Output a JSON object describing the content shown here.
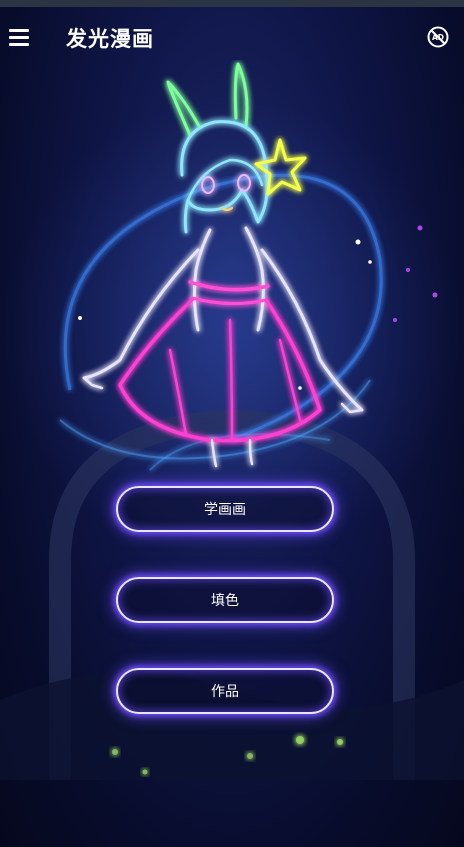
{
  "app": {
    "title": "发光漫画"
  },
  "toolbar": {
    "menu_icon": "hamburger-menu-icon",
    "ad_icon": "no-ads-icon",
    "ad_icon_text": "AD"
  },
  "main": {
    "buttons": [
      {
        "label": "学画画"
      },
      {
        "label": "填色"
      },
      {
        "label": "作品"
      }
    ]
  },
  "colors": {
    "accent_glow": "#6f4cff",
    "background": "#0a0f35"
  }
}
* * *
--- WORK TO DO ---
Write out the records above exactly as they stand, leaving out every picture.

--- TASK ANSWER ---
Output a JSON object describing the content shown here.
{
  "app": {
    "title": "发光漫画"
  },
  "toolbar": {
    "menu_icon": "hamburger-menu-icon",
    "ad_icon": "no-ads-icon",
    "ad_icon_text": "AD"
  },
  "main": {
    "buttons": [
      {
        "label": "学画画"
      },
      {
        "label": "填色"
      },
      {
        "label": "作品"
      }
    ]
  },
  "colors": {
    "accent_glow": "#6f4cff",
    "background": "#0a0f35"
  }
}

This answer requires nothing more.